> **DATASET EXTRACT**:
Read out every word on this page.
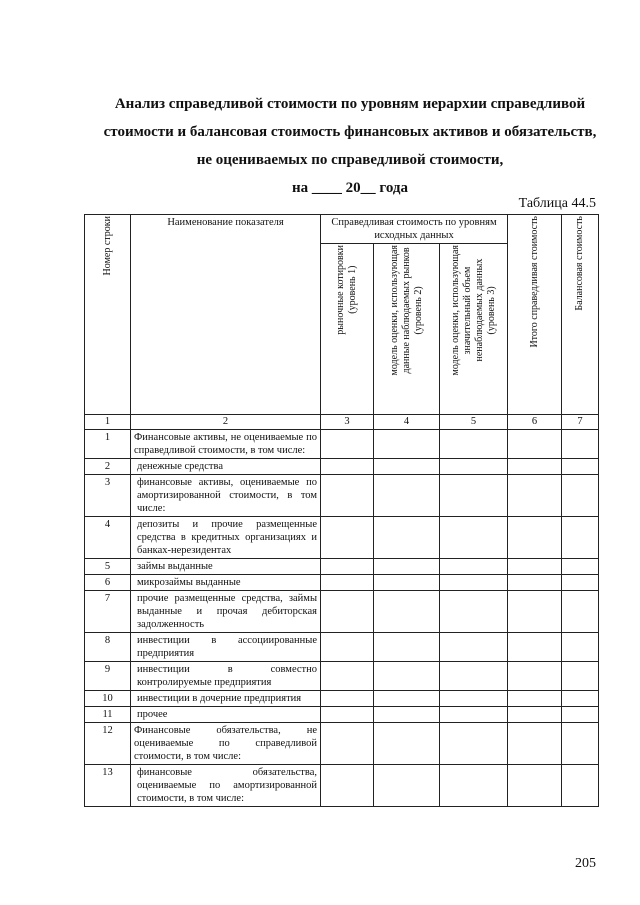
Анализ справедливой стоимости по уровням иерархии справедливой
стоимости и балансовая стоимость финансовых активов и обязательств,
не оцениваемых по справедливой стоимости,
на ____ 20__ года
Таблица 44.5
Номер строки	Наименование показателя	Справедливая стоимость по уровням исходных данных			Итого справедливая стоимость	Балансовая стоимость
		рыночные котировки
(уровень 1)	модель оценки, использующая
данные наблюдаемых рынков
(уровень 2)	модель оценки, использующая
значительный объем
ненаблюдаемых данных
(уровень 3)		
1	2	3	4	5	6	7
1	Финансовые активы, не оцениваемые по справедливой стоимости, в том числе:					
2	денежные средства					
3	финансовые активы, оцениваемые по амортизированной стоимости, в том числе:					
4	депозиты и прочие размещенные средства в кредитных организациях и банках-нерезидентах					
5	займы выданные					
6	микрозаймы выданные					
7	прочие размещенные средства, займы выданные и прочая дебиторская задолженность					
8	инвестиции в ассоциированные предприятия					
9	инвестиции в совместно контролируемые предприятия					
10	инвестиции в дочерние предприятия					
11	прочее					
12	Финансовые обязательства, не оцениваемые по справедливой стоимости, в том числе:					
13	финансовые обязательства, оцениваемые по амортизированной стоимости, в том числе:					
205
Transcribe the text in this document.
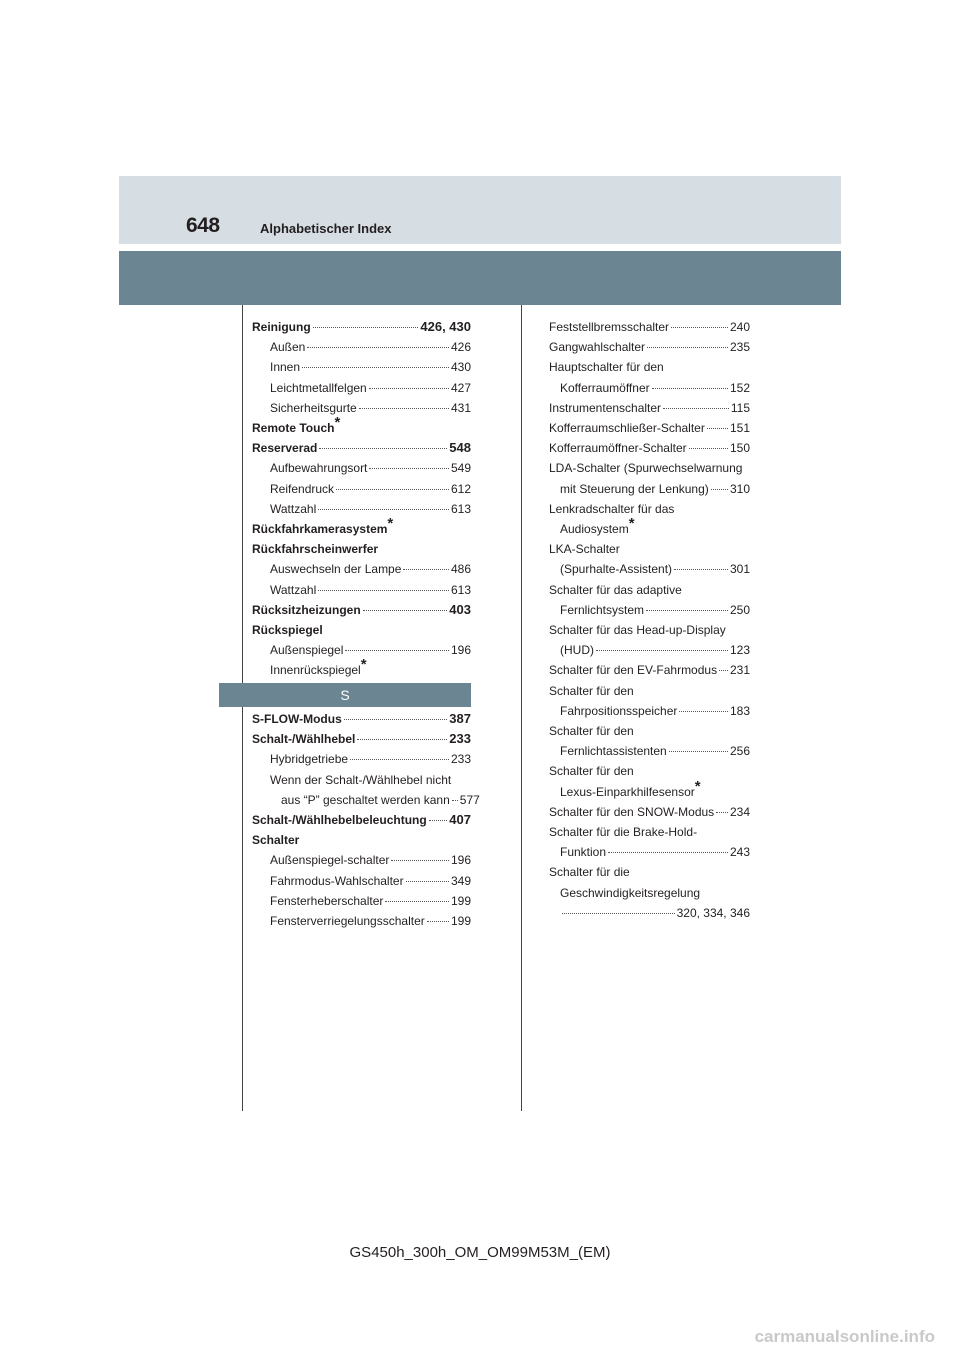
648	Alphabetischer Index
Reinigung	426, 430
Außen	426
Innen	430
Leichtmetallfelgen	427
Sicherheitsgurte	431
Remote Touch*
Reserverad	548
Aufbewahrungsort	549
Reifendruck	612
Wattzahl	613
Rückfahrkamerasystem*
Rückfahrscheinwerfer
Auswechseln der Lampe	486
Wattzahl	613
Rücksitzheizungen	403
Rückspiegel
Außenspiegel	196
Innenrückspiegel*
S
S-FLOW-Modus	387
Schalt-/Wählhebel	233
Hybridgetriebe	233
Wenn der Schalt-/Wählhebel nicht
aus “P” geschaltet werden kann 577
Schalt-/Wählhebelbeleuchtung 407
Schalter
Außenspiegel-schalter	196
Fahrmodus-Wahlschalter	349
Fensterheberschalter	199
Fensterverriegelungsschalter 199
Feststellbremsschalter	240
Gangwahlschalter	235
Hauptschalter für den
Kofferraumöffner	152
Instrumentenschalter	115
Kofferraumschließer-Schalter 151
Kofferraumöffner-Schalter	150
LDA-Schalter (Spurwechselwarnung
mit Steuerung der Lenkung) 310
Lenkradschalter für das
Audiosystem*
LKA-Schalter
(Spurhalte-Assistent)	301
Schalter für das adaptive
Fernlichtsystem	250
Schalter für das Head-up-Display
(HUD)	123
Schalter für den EV-Fahrmodus 231
Schalter für den
Fahrpositionsspeicher	183
Schalter für den
Fernlichtassistenten	256
Schalter für den
Lexus-Einparkhilfesensor*
Schalter für den SNOW-Modus 234
Schalter für die Brake-Hold-
Funktion	243
Schalter für die
Geschwindigkeitsregelung
320, 334, 346
GS450h_300h_OM_OM99M53M_(EM)
carmanualsonline.info
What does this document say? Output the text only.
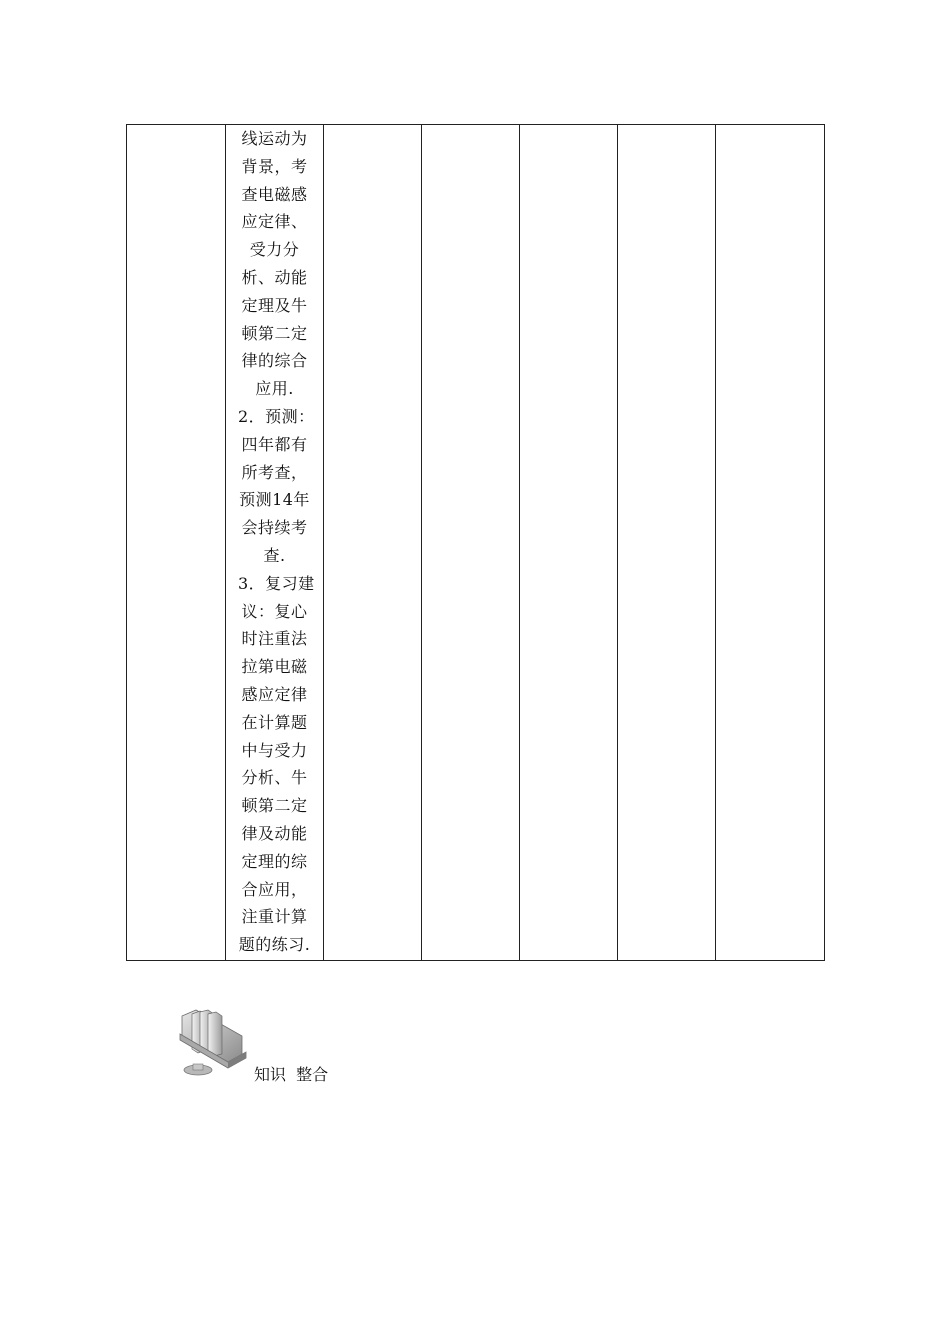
线运动为
背景，考
查电磁感
应定律、
受力分
析、动能
定理及牛
顿第二定
律的综合
应用.
2．预测：
四年都有
所考查，
预测14年
会持续考
查.
3．复习建
议：复心
时注重法
拉第电磁
感应定律
在计算题
中与受力
分析、牛
顿第二定
律及动能
定理的综
合应用，
注重计算
题的练习.

知识  整合
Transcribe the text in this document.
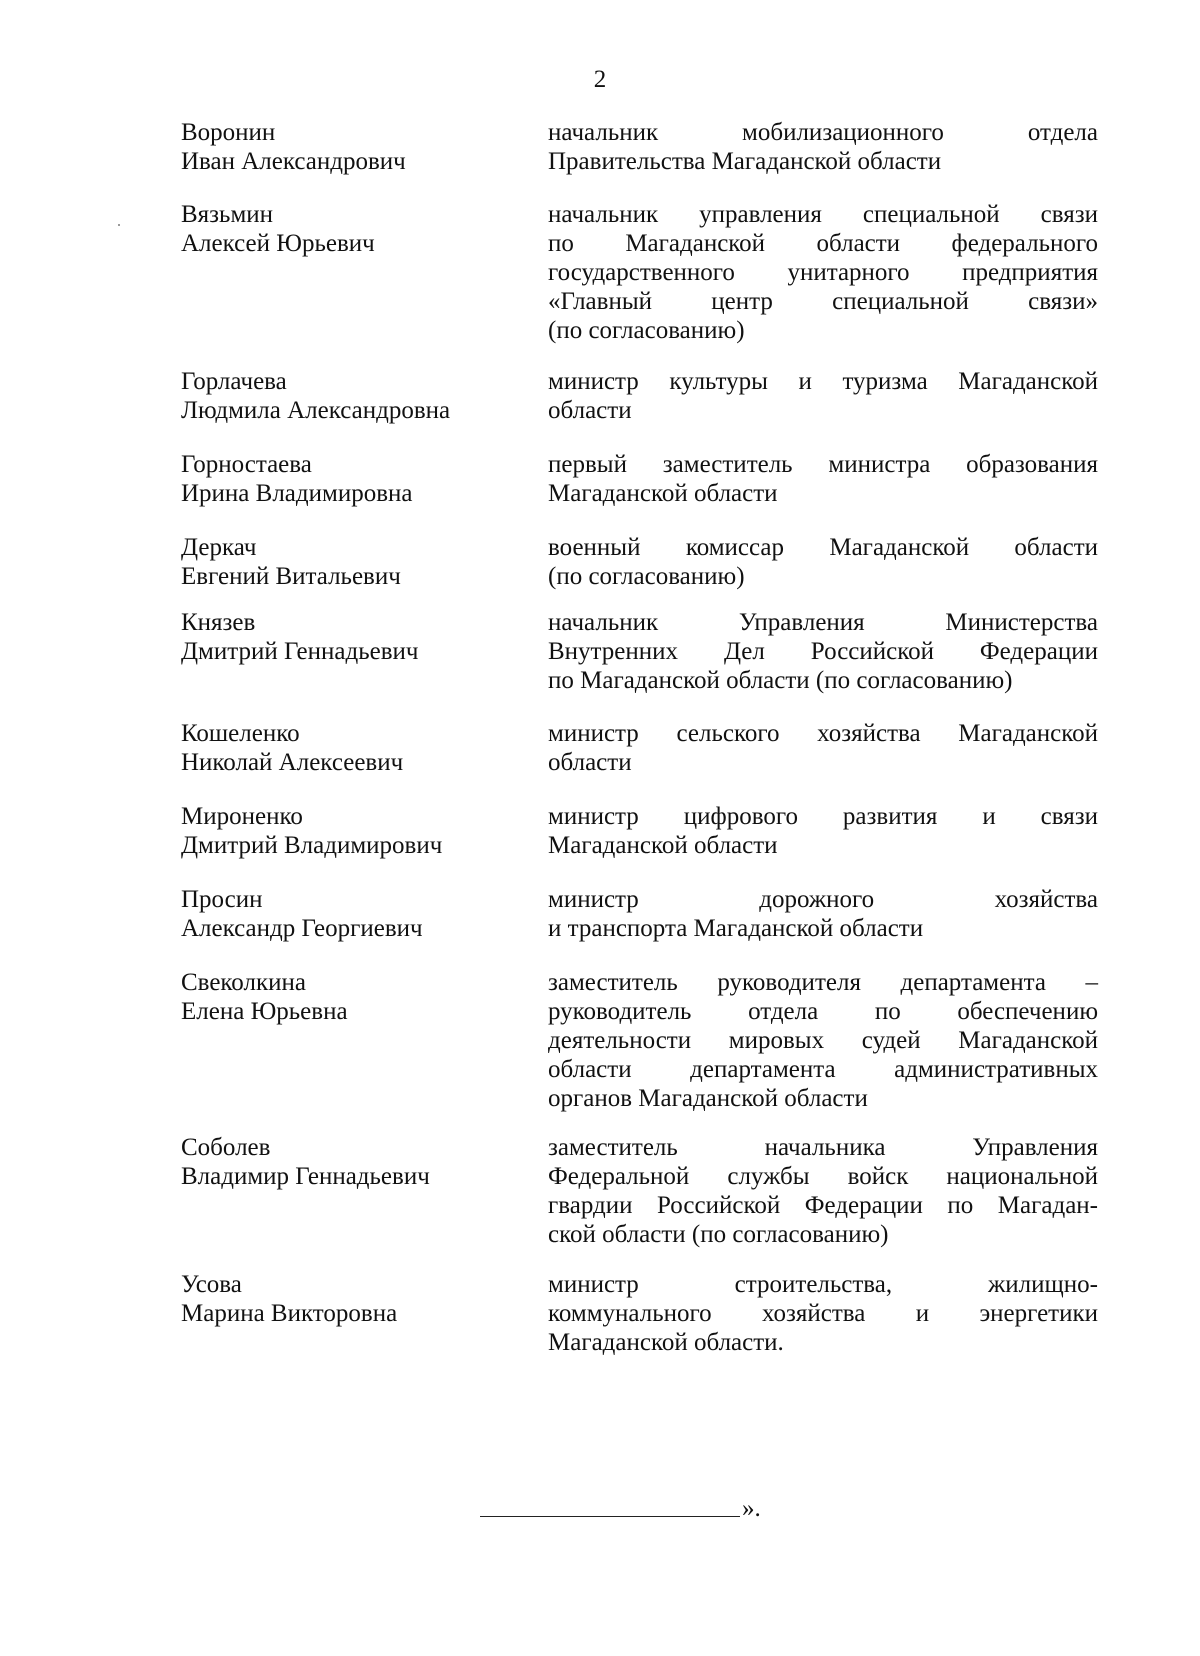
2
Воронин
Иван Александрович
начальник мобилизационного отдела
Правительства Магаданской области
Вязьмин
Алексей Юрьевич
начальник управления специальной связи
по Магаданской области федерального
государственного унитарного предприятия
«Главный центр специальной связи»
(по согласованию)
Горлачева
Людмила Александровна
министр культуры и туризма Магаданской
области
Горностаева
Ирина Владимировна
первый заместитель министра образования
Магаданской области
Деркач
Евгений Витальевич
военный комиссар Магаданской области
(по согласованию)
Князев
Дмитрий Геннадьевич
начальник Управления Министерства
Внутренних Дел Российской Федерации
по Магаданской области (по согласованию)
Кошеленко
Николай Алексеевич
министр сельского хозяйства Магаданской
области
Мироненко
Дмитрий Владимирович
министр цифрового развития и связи
Магаданской области
Просин
Александр Георгиевич
министр дорожного хозяйства
и транспорта Магаданской области
Свеколкина
Елена Юрьевна
заместитель руководителя департамента –
руководитель отдела по обеспечению
деятельности мировых судей Магаданской
области департамента административных
органов Магаданской области
Соболев
Владимир Геннадьевич
заместитель начальника Управления
Федеральной службы войск национальной
гвардии Российской Федерации по Магадан-
ской области (по согласованию)
Усова
Марина Викторовна
министр строительства, жилищно-
коммунального хозяйства и энергетики
Магаданской области.
».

> **WHAT YOU SHOULD DO**: Return only those lines of the records that contain the string "Геннадьевич".

> **ANSWER FOR THIS EXERCISE**:
Дмитрий Геннадьевич
Владимир Геннадьевич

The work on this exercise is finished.